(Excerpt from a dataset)
============================================================

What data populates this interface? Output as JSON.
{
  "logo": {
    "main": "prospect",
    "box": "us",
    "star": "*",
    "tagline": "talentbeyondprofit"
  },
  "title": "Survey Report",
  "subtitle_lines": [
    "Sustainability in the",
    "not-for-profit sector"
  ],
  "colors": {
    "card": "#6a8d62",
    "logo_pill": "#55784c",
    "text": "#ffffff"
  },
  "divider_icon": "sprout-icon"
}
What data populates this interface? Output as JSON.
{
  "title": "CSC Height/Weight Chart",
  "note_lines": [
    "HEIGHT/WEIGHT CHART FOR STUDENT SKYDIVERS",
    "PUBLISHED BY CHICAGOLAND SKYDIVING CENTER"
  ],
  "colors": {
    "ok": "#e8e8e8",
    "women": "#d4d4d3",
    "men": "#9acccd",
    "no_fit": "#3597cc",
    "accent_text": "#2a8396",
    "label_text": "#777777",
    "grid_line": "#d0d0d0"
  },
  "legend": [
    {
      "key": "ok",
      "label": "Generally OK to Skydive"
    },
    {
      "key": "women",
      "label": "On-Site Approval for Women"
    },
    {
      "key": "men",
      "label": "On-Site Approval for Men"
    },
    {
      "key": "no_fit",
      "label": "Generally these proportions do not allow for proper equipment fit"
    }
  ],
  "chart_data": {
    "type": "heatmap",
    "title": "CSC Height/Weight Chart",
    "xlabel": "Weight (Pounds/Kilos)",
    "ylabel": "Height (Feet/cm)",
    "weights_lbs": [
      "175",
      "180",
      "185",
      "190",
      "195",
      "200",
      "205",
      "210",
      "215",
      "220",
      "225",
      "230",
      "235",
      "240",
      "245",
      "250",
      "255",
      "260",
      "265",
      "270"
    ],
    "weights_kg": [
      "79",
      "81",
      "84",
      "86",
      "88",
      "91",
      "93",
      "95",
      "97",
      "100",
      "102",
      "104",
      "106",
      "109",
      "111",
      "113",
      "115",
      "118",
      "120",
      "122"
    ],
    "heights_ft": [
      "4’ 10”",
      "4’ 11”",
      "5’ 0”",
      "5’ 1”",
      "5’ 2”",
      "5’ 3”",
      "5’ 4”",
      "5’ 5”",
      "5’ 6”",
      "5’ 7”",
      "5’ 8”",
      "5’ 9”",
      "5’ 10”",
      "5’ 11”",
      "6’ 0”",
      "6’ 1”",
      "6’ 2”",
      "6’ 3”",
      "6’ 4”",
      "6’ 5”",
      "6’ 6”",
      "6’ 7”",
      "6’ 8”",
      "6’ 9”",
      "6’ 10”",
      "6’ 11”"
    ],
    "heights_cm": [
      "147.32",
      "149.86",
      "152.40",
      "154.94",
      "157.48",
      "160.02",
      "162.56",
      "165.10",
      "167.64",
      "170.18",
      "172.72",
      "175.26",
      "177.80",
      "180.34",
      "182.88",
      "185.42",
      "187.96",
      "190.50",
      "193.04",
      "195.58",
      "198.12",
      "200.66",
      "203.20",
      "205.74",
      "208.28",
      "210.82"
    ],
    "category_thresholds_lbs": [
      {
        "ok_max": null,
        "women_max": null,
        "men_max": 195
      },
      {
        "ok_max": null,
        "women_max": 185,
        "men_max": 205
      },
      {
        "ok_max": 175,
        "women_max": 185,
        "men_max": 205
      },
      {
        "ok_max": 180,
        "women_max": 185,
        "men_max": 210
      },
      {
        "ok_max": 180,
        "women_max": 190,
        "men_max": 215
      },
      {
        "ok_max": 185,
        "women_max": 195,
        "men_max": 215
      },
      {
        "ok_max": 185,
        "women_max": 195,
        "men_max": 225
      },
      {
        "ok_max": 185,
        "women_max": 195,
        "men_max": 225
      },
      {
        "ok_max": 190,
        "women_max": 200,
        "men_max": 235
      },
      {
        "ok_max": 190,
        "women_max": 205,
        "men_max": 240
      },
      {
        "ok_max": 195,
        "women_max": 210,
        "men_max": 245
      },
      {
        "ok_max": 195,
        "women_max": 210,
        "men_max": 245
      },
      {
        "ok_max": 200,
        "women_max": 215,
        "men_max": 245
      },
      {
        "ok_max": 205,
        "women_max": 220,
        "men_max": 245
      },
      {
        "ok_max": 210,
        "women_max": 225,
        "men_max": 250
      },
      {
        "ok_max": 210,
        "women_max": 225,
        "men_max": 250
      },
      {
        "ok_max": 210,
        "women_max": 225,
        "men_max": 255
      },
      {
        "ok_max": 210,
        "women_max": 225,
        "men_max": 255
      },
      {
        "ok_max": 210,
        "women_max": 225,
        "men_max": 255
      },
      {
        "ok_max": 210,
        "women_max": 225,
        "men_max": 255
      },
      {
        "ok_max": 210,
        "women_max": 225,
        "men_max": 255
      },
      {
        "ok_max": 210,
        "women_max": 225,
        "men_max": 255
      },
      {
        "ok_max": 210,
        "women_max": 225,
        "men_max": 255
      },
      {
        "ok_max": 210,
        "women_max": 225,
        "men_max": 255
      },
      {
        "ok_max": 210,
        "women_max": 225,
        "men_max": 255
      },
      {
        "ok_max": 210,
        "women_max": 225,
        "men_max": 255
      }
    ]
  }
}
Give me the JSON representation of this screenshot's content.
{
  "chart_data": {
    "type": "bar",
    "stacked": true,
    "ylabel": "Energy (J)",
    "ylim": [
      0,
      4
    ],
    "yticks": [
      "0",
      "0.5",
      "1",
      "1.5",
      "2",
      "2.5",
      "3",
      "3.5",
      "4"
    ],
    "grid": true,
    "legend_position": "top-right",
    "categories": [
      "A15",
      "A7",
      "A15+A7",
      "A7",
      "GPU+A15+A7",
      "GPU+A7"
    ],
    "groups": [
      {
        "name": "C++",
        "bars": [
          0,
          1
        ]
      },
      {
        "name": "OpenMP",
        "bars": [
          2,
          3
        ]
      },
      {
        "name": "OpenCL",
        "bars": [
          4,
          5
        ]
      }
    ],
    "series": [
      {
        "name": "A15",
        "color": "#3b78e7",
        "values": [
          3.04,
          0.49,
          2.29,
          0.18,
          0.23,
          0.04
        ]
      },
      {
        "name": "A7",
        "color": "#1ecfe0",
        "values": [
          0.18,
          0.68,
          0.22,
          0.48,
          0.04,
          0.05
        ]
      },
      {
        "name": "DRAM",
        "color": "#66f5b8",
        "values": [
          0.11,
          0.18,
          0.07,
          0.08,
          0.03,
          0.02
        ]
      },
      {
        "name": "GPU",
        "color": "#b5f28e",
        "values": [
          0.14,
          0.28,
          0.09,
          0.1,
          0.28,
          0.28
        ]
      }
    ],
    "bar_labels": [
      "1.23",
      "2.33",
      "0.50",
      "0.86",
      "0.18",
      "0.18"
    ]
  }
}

============================================================

▶ _WHAT YOU WILL DO_: Please set down each line of the records exactly as given.

▶ _FINAL ANSWER_:
What data populates this interface? Output as JSON.
{
  "logo": {
    "main": "prospect",
    "box": "us",
    "star": "*",
    "tagline": "talentbeyondprofit"
  },
  "title": "Survey Report",
  "subtitle_lines": [
    "Sustainability in the",
    "not-for-profit sector"
  ],
  "colors": {
    "card": "#6a8d62",
    "logo_pill": "#55784c",
    "text": "#ffffff"
  },
  "divider_icon": "sprout-icon"
}
What data populates this interface? Output as JSON.
{
  "title": "CSC Height/Weight Chart",
  "note_lines": [
    "HEIGHT/WEIGHT CHART FOR STUDENT SKYDIVERS",
    "PUBLISHED BY CHICAGOLAND SKYDIVING CENTER"
  ],
  "colors": {
    "ok": "#e8e8e8",
    "women": "#d4d4d3",
    "men": "#9acccd",
    "no_fit": "#3597cc",
    "accent_text": "#2a8396",
    "label_text": "#777777",
    "grid_line": "#d0d0d0"
  },
  "legend": [
    {
      "key": "ok",
      "label": "Generally OK to Skydive"
    },
    {
      "key": "women",
      "label": "On-Site Approval for Women"
    },
    {
      "key": "men",
      "label": "On-Site Approval for Men"
    },
    {
      "key": "no_fit",
      "label": "Generally these proportions do not allow for proper equipment fit"
    }
  ],
  "chart_data": {
    "type": "heatmap",
    "title": "CSC Height/Weight Chart",
    "xlabel": "Weight (Pounds/Kilos)",
    "ylabel": "Height (Feet/cm)",
    "weights_lbs": [
      "175",
      "180",
      "185",
      "190",
      "195",
      "200",
      "205",
      "210",
      "215",
      "220",
      "225",
      "230",
      "235",
      "240",
      "245",
      "250",
      "255",
      "260",
      "265",
      "270"
    ],
    "weights_kg": [
      "79",
      "81",
      "84",
      "86",
      "88",
      "91",
      "93",
      "95",
      "97",
      "100",
      "102",
      "104",
      "106",
      "109",
      "111",
      "113",
      "115",
      "118",
      "120",
      "122"
    ],
    "heights_ft": [
      "4’ 10”",
      "4’ 11”",
      "5’ 0”",
      "5’ 1”",
      "5’ 2”",
      "5’ 3”",
      "5’ 4”",
      "5’ 5”",
      "5’ 6”",
      "5’ 7”",
      "5’ 8”",
      "5’ 9”",
      "5’ 10”",
      "5’ 11”",
      "6’ 0”",
      "6’ 1”",
      "6’ 2”",
      "6’ 3”",
      "6’ 4”",
      "6’ 5”",
      "6’ 6”",
      "6’ 7”",
      "6’ 8”",
      "6’ 9”",
      "6’ 10”",
      "6’ 11”"
    ],
    "heights_cm": [
      "147.32",
      "149.86",
      "152.40",
      "154.94",
      "157.48",
      "160.02",
      "162.56",
      "165.10",
      "167.64",
      "170.18",
      "172.72",
      "175.26",
      "177.80",
      "180.34",
      "182.88",
      "185.42",
      "187.96",
      "190.50",
      "193.04",
      "195.58",
      "198.12",
      "200.66",
      "203.20",
      "205.74",
      "208.28",
      "210.82"
    ],
    "category_thresholds_lbs": [
      {
        "ok_max": null,
        "women_max": null,
        "men_max": 195
      },
      {
        "ok_max": null,
        "women_max": 185,
        "men_max": 205
      },
      {
        "ok_max": 175,
        "women_max": 185,
        "men_max": 205
      },
      {
        "ok_max": 180,
        "women_max": 185,
        "men_max": 210
      },
      {
        "ok_max": 180,
        "women_max": 190,
        "men_max": 215
      },
      {
        "ok_max": 185,
        "women_max": 195,
        "men_max": 215
      },
      {
        "ok_max": 185,
        "women_max": 195,
        "men_max": 225
      },
      {
        "ok_max": 185,
        "women_max": 195,
        "men_max": 225
      },
      {
        "ok_max": 190,
        "women_max": 200,
        "men_max": 235
      },
      {
        "ok_max": 190,
        "women_max": 205,
        "men_max": 240
      },
      {
        "ok_max": 195,
        "women_max": 210,
        "men_max": 245
      },
      {
        "ok_max": 195,
        "women_max": 210,
        "men_max": 245
      },
      {
        "ok_max": 200,
        "women_max": 215,
        "men_max": 245
      },
      {
        "ok_max": 205,
        "women_max": 220,
        "men_max": 245
      },
      {
        "ok_max": 210,
        "women_max": 225,
        "men_max": 250
      },
      {
        "ok_max": 210,
        "women_max": 225,
        "men_max": 250
      },
      {
        "ok_max": 210,
        "women_max": 225,
        "men_max": 255
      },
      {
        "ok_max": 210,
        "women_max": 225,
        "men_max": 255
      },
      {
        "ok_max": 210,
        "women_max": 225,
        "men_max": 255
      },
      {
        "ok_max": 210,
        "women_max": 225,
        "men_max": 255
      },
      {
        "ok_max": 210,
        "women_max": 225,
        "men_max": 255
      },
      {
        "ok_max": 210,
        "women_max": 225,
        "men_max": 255
      },
      {
        "ok_max": 210,
        "women_max": 225,
        "men_max": 255
      },
      {
        "ok_max": 210,
        "women_max": 225,
        "men_max": 255
      },
      {
        "ok_max": 210,
        "women_max": 225,
        "men_max": 255
      },
      {
        "ok_max": 210,
        "women_max": 225,
        "men_max": 255
      }
    ]
  }
}
Give me the JSON representation of this screenshot's content.
{
  "chart_data": {
    "type": "bar",
    "stacked": true,
    "ylabel": "Energy (J)",
    "ylim": [
      0,
      4
    ],
    "yticks": [
      "0",
      "0.5",
      "1",
      "1.5",
      "2",
      "2.5",
      "3",
      "3.5",
      "4"
    ],
    "grid": true,
    "legend_position": "top-right",
    "categories": [
      "A15",
      "A7",
      "A15+A7",
      "A7",
      "GPU+A15+A7",
      "GPU+A7"
    ],
    "groups": [
      {
        "name": "C++",
        "bars": [
          0,
          1
        ]
      },
      {
        "name": "OpenMP",
        "bars": [
          2,
          3
        ]
      },
      {
        "name": "OpenCL",
        "bars": [
          4,
          5
        ]
      }
    ],
    "series": [
      {
        "name": "A15",
        "color": "#3b78e7",
        "values": [
          3.04,
          0.49,
          2.29,
          0.18,
          0.23,
          0.04
        ]
      },
      {
        "name": "A7",
        "color": "#1ecfe0",
        "values": [
          0.18,
          0.68,
          0.22,
          0.48,
          0.04,
          0.05
        ]
      },
      {
        "name": "DRAM",
        "color": "#66f5b8",
        "values": [
          0.11,
          0.18,
          0.07,
          0.08,
          0.03,
          0.02
        ]
      },
      {
        "name": "GPU",
        "color": "#b5f28e",
        "values": [
          0.14,
          0.28,
          0.09,
          0.1,
          0.28,
          0.28
        ]
      }
    ],
    "bar_labels": [
      "1.23",
      "2.33",
      "0.50",
      "0.86",
      "0.18",
      "0.18"
    ]
  }
}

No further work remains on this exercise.